+++ DOCUMENT SECTION +++

The women's slopestyle competition of the Sochi 2014 Olympics was held at Rosa Khutor Extreme Park on 6 February (qualification) and 9 February (semi-finals and final). This was the first time that a slopestyle event was included in the Olympic program.

Jamie Anderson of the United States became the first Olympic champion. Enni Rukajärvi from Finland took the silver, and Jenny Jones from Great Britain won the bronze medal.

Qualification

An athlete must have placed in the top 30 in at a World Cup event after July 2012 or at the 2013 World Championships and a minimum of 50 FIS points. A total of 24 quota spots are available to athletes to compete at the games. A maximum of 4 athletes can be entered by a National Olympic Committee.

Slovenia's Cilka Sadar also earned a spot to compete, but did not compete due to an injury occurring just days before the competition, leaving a total of 23 athletes from 11 nations.

Schedule
All times are (UTC+4).

Results

Qualification
The top four riders from each heat automatically qualify for the final round. The remaining riders qualify for the semi-final round. The result is calculated as the best score of the two runs. The following were the results of the qualification round:

 QF – Qualified directly for the Final
 QS – Qualified for the Semi-final
 Bib – Bib number
 DNS – Did Not Start
 Tie – Tie breaking points

Semi-final
The top four riders from the semi-final round qualify for the final round. The result is calculated as the best score of the two runs.

+++ DATA SECTION +++

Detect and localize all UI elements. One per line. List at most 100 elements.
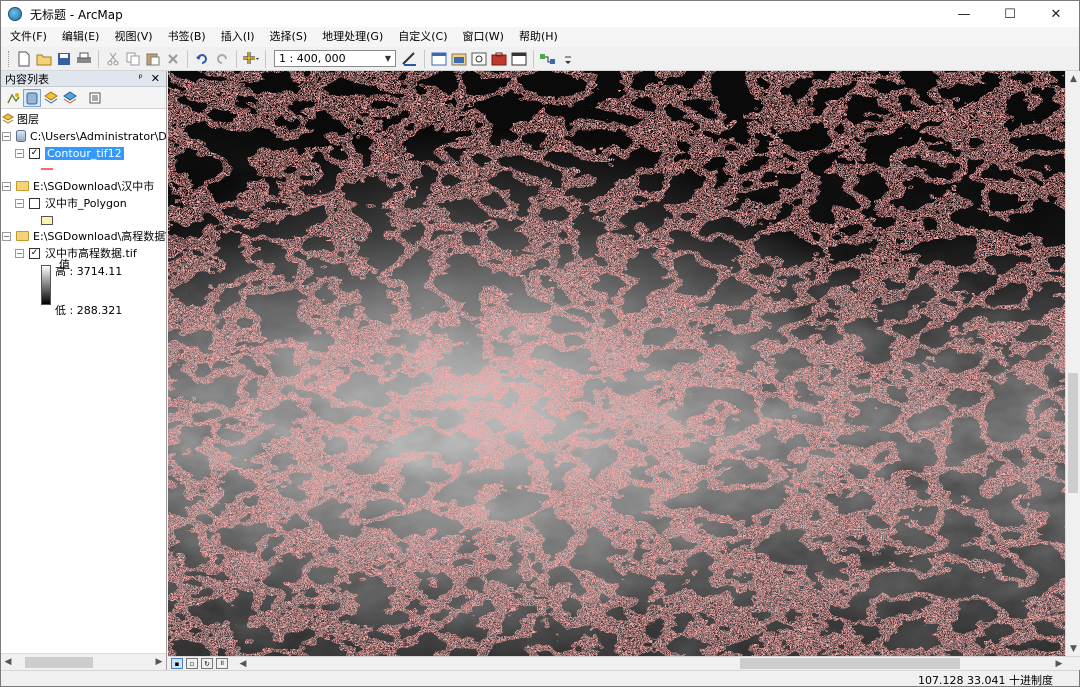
map-horizontal-scrollbar[interactable]: ◀ ▶: [236, 657, 1066, 670]
menu-geoprocessing[interactable]: 地理处理(G): [313, 27, 389, 47]
dem-contour-map[interactable]: [168, 71, 1065, 656]
polygon-legend-symbol[interactable]: [41, 212, 53, 228]
toc-layer-polygon-label[interactable]: 汉中市_Polygon: [45, 195, 127, 211]
toolbar-grip[interactable]: [8, 50, 11, 67]
menu-bookmarks[interactable]: 书签(B): [159, 27, 212, 47]
layer-visibility-checkbox[interactable]: [29, 197, 40, 209]
search-window-icon[interactable]: [470, 50, 488, 68]
cut-icon[interactable]: [104, 50, 122, 68]
database-icon: [16, 130, 26, 142]
list-by-selection-icon[interactable]: [61, 89, 79, 107]
title-bar: 无标题 - ArcMap — ☐ ✕: [1, 1, 1079, 27]
map-scale-combobox[interactable]: 1 : 400, 000 ▼: [274, 50, 396, 67]
data-view-button[interactable]: ▪: [171, 658, 183, 669]
table-of-contents-icon[interactable]: [430, 50, 448, 68]
collapse-icon[interactable]: −: [2, 181, 11, 191]
menu-insert[interactable]: 插入(I): [212, 27, 261, 47]
list-by-visibility-icon[interactable]: [42, 89, 60, 107]
toc-options-icon[interactable]: [86, 89, 104, 107]
contour-legend-symbol[interactable]: [41, 161, 53, 177]
new-document-icon[interactable]: [15, 50, 33, 68]
undo-icon[interactable]: [193, 50, 211, 68]
menu-windows[interactable]: 窗口(W): [454, 27, 510, 47]
layer-visibility-checkbox[interactable]: ✓: [29, 147, 40, 159]
scroll-left-icon[interactable]: ◀: [1, 655, 15, 670]
toolbar-separator: [98, 49, 99, 68]
pause-drawing-icon[interactable]: ॥: [216, 658, 228, 669]
chevron-down-icon[interactable]: ▼: [381, 51, 395, 66]
maximize-button[interactable]: ☐: [987, 1, 1033, 27]
menu-edit[interactable]: 编辑(E): [53, 27, 106, 47]
toc-db-group[interactable]: − C:\Users\Administrator\Docu: [2, 128, 166, 144]
arcmap-window: 无标题 - ArcMap — ☐ ✕ 文件(F) 编辑(E) 视图(V) 书签(…: [0, 0, 1080, 687]
paste-icon[interactable]: [144, 50, 162, 68]
toc-layer-contour[interactable]: − ✓ Contour_tif12: [15, 145, 124, 161]
scroll-track[interactable]: [15, 656, 152, 669]
list-by-drawing-order-icon[interactable]: [4, 89, 22, 107]
collapse-icon[interactable]: −: [2, 231, 11, 241]
toc-folder2-group[interactable]: − E:\SGDownload\高程数据\汉中: [2, 228, 166, 244]
scroll-right-icon[interactable]: ▶: [1052, 656, 1066, 671]
toolbar-separator: [424, 49, 425, 68]
python-window-icon[interactable]: [510, 50, 528, 68]
toc-title: 内容列表: [5, 72, 49, 86]
menu-view[interactable]: 视图(V): [105, 27, 158, 47]
toc-layer-contour-label[interactable]: Contour_tif12: [45, 146, 124, 160]
window-title: 无标题 - ArcMap: [30, 7, 123, 22]
minimize-button[interactable]: —: [941, 1, 987, 27]
toc-root-layers[interactable]: 图层: [2, 111, 39, 127]
contour-lines-layer: [168, 71, 1065, 656]
menu-bar: 文件(F) 编辑(E) 视图(V) 书签(B) 插入(I) 选择(S) 地理处理…: [1, 27, 1079, 47]
menu-help[interactable]: 帮助(H): [510, 27, 564, 47]
modelbuilder-icon[interactable]: [539, 50, 557, 68]
copy-icon[interactable]: [124, 50, 142, 68]
dem-low-value: 低 : 288.321: [55, 302, 122, 318]
scroll-right-icon[interactable]: ▶: [152, 655, 166, 670]
scroll-thumb[interactable]: [740, 658, 960, 669]
toolbar-options-icon[interactable]: [559, 50, 577, 68]
menu-selection[interactable]: 选择(S): [261, 27, 314, 47]
catalog-icon[interactable]: [450, 50, 468, 68]
toc-layer-dem[interactable]: − ✓ 汉中市高程数据.tif: [15, 245, 137, 261]
menu-customize[interactable]: 自定义(C): [389, 27, 453, 47]
delete-icon[interactable]: [164, 50, 182, 68]
map-vertical-scrollbar[interactable]: ▲ ▼: [1065, 71, 1080, 656]
toc-folder1-group[interactable]: − E:\SGDownload\汉中市: [2, 178, 154, 194]
redo-icon[interactable]: [213, 50, 231, 68]
scroll-thumb[interactable]: [1068, 373, 1078, 493]
toolbar-separator: [187, 49, 188, 68]
print-icon[interactable]: [75, 50, 93, 68]
scroll-left-icon[interactable]: ◀: [236, 656, 250, 671]
toc-layer-polygon[interactable]: − 汉中市_Polygon: [15, 195, 127, 211]
toolbar-separator: [265, 49, 266, 68]
refresh-view-icon[interactable]: ↻: [201, 658, 213, 669]
pin-icon[interactable]: ᵖ: [138, 73, 142, 84]
menu-file[interactable]: 文件(F): [1, 27, 53, 47]
toc-header: 内容列表 ᵖ ✕: [1, 71, 166, 87]
add-data-icon[interactable]: [242, 50, 260, 68]
list-by-source-icon[interactable]: [23, 88, 41, 107]
toc-horizontal-scrollbar[interactable]: ◀ ▶: [1, 653, 166, 670]
toc-view-tabs: [1, 87, 166, 109]
layout-view-button[interactable]: ▫: [186, 658, 198, 669]
close-button[interactable]: ✕: [1033, 1, 1079, 27]
map-display[interactable]: [168, 71, 1065, 656]
scroll-up-icon[interactable]: ▲: [1066, 71, 1080, 86]
editor-toolbar-icon[interactable]: [401, 50, 419, 68]
elevation-color-ramp[interactable]: [41, 265, 51, 305]
scroll-thumb[interactable]: [25, 656, 93, 668]
save-icon[interactable]: [55, 50, 73, 68]
collapse-icon[interactable]: −: [15, 198, 24, 208]
collapse-icon[interactable]: −: [15, 248, 24, 258]
scroll-down-icon[interactable]: ▼: [1066, 641, 1080, 656]
collapse-icon[interactable]: −: [15, 148, 24, 158]
table-of-contents-panel: 内容列表 ᵖ ✕ 图层 − C:\Users\Administrator\Doc…: [1, 71, 167, 670]
collapse-icon[interactable]: −: [2, 131, 11, 141]
standard-toolbar: 1 : 400, 000 ▼: [1, 47, 1079, 71]
toc-tree: 图层 − C:\Users\Administrator\Docu − ✓ Con…: [1, 109, 166, 651]
close-icon[interactable]: ✕: [151, 72, 160, 85]
layer-visibility-checkbox[interactable]: ✓: [29, 247, 40, 259]
scroll-track[interactable]: [250, 657, 1052, 670]
open-folder-icon[interactable]: [35, 50, 53, 68]
arctoolbox-icon[interactable]: [490, 50, 508, 68]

+++

• REQUESTS:
**1)** Repeat the stretch of the women's slopestyle article from "An athlete must" through "from 11 nations." word for word.
**2)** Write what comes next in the women's slopestyle article, picking up after its final sentence.
The material isn't needed for anything here.

• OUTPUTS FOR THE TASKS:
**1)**
An athlete must have placed in the top 30 in at a World Cup event after July 2012 or at the 2013 World Championships and a minimum of 50 FIS points. A total of 24 quota spots are available to athletes to compete at the games. A maximum of 4 athletes can be entered by a National Olympic Committee.

Slovenia's Cilka Sadar also earned a spot to compete, but did not compete due to an injury occurring just days before the competition, leaving a total of 23 athletes from 11 nations.

**2)**
Final
In the final, Šárka Pančochová, who did not qualify directly to the final and had to go through the semi-final, posted the best result in the first run, but fell in the second run and was classified fifth. In the second run, first Jones, who also went through the semi-final, scored 87.25, followed by Sina Candrian with 87.00. Rukajärvi, running fifth, scored 92.50, and pushed Pančochová out of medal position. Anderson scored 95.25 and took the lead with two more athletes to go, Isabel Derungs and Anna Gasser. They both fell and were left out of the medals.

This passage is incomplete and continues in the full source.